__DIRECTION A__. In the Zentangle blog excerpt, at what time of day did the writer start the Day 4 drawing?
__DIRECTION B__. Please carry on the Zentangle blog excerpt from its final line.

__EXCERPT PROVIDED__.
● ● ● ● ● ● ●

A little late with the posting. I started the drawing on Day 5, at breakfast knowing I'd be going out in the evening, right after work. I finished it when I got home but fell asleep in front of the TV afterward. Seems I'm on a Zentangle roll! They are so fun to do.

Happy creating!
Gina

Thursday, November 4, 2010

Day 4


Today was a struggle. I started this Zentangle at lunch time since I was going out for coffee with a friend tonight (Hi J9!). I only got half of it done so I quickly finished it tonight, not much joy in the process, I have to admit. I was under the gun on a job and even lunch was a bit rushed. Home now and I'm tired, a little cranky. I'm looking forward to the weekend and having a bit more time, and heart for the drawings. I am heading out to the country for an art show and hoping for some inspiration.

Happy drawing...

● ● ● ● ● ● ●

__DATASET EXCERPTS__.
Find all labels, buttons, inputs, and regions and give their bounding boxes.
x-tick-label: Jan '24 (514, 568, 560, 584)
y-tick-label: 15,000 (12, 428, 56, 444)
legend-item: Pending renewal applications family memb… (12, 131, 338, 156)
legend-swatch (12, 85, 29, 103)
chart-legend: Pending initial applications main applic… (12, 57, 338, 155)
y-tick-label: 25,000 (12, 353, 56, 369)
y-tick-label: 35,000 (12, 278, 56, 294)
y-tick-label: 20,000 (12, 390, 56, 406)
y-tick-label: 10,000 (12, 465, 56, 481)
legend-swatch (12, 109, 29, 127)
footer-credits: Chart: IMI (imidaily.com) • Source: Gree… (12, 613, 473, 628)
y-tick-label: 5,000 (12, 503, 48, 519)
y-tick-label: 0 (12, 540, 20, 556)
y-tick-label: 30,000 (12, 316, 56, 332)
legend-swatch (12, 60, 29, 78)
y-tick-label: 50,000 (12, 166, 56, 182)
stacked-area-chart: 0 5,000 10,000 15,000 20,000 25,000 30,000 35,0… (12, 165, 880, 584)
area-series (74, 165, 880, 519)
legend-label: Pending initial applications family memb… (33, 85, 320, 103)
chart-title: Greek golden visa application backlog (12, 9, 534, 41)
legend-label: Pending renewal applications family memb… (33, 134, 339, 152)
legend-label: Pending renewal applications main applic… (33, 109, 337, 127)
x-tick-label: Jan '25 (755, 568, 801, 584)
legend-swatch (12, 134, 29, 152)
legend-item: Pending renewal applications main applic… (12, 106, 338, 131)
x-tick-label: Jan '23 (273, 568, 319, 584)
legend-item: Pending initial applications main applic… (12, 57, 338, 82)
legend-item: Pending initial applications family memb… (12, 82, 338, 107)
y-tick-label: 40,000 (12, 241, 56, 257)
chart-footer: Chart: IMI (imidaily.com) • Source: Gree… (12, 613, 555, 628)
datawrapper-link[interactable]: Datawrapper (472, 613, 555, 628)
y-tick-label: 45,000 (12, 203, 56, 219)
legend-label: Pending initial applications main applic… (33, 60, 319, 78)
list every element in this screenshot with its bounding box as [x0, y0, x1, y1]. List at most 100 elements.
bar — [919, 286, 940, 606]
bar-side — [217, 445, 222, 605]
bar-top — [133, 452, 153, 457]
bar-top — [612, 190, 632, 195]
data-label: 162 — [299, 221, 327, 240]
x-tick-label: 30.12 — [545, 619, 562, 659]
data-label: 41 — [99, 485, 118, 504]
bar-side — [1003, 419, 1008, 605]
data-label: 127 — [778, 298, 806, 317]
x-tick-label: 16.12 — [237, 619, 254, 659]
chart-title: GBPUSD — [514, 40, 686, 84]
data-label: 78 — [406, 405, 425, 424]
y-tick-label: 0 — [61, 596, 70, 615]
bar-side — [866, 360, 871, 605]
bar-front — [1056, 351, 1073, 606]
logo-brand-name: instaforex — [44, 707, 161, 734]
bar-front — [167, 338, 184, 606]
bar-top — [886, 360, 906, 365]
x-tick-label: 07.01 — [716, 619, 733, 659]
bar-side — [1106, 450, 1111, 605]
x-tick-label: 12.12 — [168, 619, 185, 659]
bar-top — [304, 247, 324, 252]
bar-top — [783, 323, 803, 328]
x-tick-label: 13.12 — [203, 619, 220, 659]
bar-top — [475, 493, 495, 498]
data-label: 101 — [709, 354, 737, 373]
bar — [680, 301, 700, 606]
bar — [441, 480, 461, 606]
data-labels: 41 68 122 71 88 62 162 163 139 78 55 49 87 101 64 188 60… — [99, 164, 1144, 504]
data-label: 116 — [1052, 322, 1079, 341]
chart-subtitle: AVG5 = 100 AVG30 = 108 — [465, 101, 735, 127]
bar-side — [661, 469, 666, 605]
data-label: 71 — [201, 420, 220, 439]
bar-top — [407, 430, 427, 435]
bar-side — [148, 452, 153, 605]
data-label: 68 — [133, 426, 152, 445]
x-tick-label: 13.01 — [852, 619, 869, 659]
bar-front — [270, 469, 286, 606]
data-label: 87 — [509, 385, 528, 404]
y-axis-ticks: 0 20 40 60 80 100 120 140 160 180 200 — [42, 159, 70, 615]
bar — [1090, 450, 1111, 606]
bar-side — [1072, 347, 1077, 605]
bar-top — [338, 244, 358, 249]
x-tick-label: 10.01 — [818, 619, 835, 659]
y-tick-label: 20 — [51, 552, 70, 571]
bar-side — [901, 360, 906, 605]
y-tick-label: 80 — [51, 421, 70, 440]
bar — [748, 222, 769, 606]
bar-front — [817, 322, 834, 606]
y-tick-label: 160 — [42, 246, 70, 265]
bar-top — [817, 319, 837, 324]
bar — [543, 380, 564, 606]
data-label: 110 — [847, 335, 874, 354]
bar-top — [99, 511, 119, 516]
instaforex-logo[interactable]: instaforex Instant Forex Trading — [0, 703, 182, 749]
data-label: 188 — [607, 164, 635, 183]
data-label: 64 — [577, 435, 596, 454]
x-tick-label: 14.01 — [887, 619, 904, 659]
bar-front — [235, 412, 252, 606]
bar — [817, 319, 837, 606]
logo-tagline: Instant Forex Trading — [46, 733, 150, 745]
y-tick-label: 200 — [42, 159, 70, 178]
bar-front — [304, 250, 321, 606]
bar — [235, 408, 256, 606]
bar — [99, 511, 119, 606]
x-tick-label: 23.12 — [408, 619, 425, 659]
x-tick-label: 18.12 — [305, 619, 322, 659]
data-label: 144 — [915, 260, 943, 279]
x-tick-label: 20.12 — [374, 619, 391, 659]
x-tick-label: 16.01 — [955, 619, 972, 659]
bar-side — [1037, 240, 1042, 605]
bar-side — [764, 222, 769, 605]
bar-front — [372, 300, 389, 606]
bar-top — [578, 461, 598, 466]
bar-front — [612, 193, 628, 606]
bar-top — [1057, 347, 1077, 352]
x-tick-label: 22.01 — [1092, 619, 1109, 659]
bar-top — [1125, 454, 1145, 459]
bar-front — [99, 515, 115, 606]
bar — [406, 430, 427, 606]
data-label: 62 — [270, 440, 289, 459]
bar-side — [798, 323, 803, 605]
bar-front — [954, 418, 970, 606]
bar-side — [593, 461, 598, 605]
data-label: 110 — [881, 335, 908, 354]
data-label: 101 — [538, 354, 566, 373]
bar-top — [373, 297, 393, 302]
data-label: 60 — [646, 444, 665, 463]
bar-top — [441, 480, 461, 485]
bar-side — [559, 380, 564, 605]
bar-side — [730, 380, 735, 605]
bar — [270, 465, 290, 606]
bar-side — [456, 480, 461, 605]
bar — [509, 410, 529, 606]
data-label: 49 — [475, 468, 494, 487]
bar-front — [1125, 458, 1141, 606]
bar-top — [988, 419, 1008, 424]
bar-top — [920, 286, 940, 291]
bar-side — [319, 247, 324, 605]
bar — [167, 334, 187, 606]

● ● ● ● ● ● ●

__WRITTEN RESPONSE A__. At lunch time.

__WRITTEN RESPONSE B__.
Gina

Wednesday, November 3, 2010

Day 3



I really should start this earlier in the evening... *yawn*

The other day I was looking for some illustrated children's books I had kept from when my daughter was little. Can't find them, they must be in a box in my mess of a basement. What I did come across was a Mad magazine special edition book of The Best of Mad's Don Martin that my daughter rescued from a box of my childhood books. I used to LOVE those drawings. Still do. I love the style, the crazy people with the long faces. I drew them quite a bit as a kids, was quite good a copying them. In high school I did a caricature, in the Don Martin style, of a fellow I dated. He was a handsome young man with dark curly hair, long eyelashes and was missing a front tooth that didn't seem to diminish his big, bright smile. He was a great subject for a caricature. So today's drawing pays homage to that time in my life when I would endlessly draw from those books.

Tomorrow I am back to the office and another thrilling day of linking/working that interactive PDF.  FUN!  not...

Happy Drawing!
Gina

Tuesday, November 2, 2010

Day 2


No Zentangle today, that just felt waaaay too easy. I saw a picture from Peggy's Cove in a new Facebook friend's photo album and was drawn to it, so I thought I would tackle it in watercolour and a bit of ink line. Oiy! I am rusty. Proper watercolour paper would have been better but it felt good just to do it.

I spent most of the day linking a 340 page interactive pdf. Creative? I don't think so. Such is the world of graphic design these days. Came home with a headache and some Indian take out.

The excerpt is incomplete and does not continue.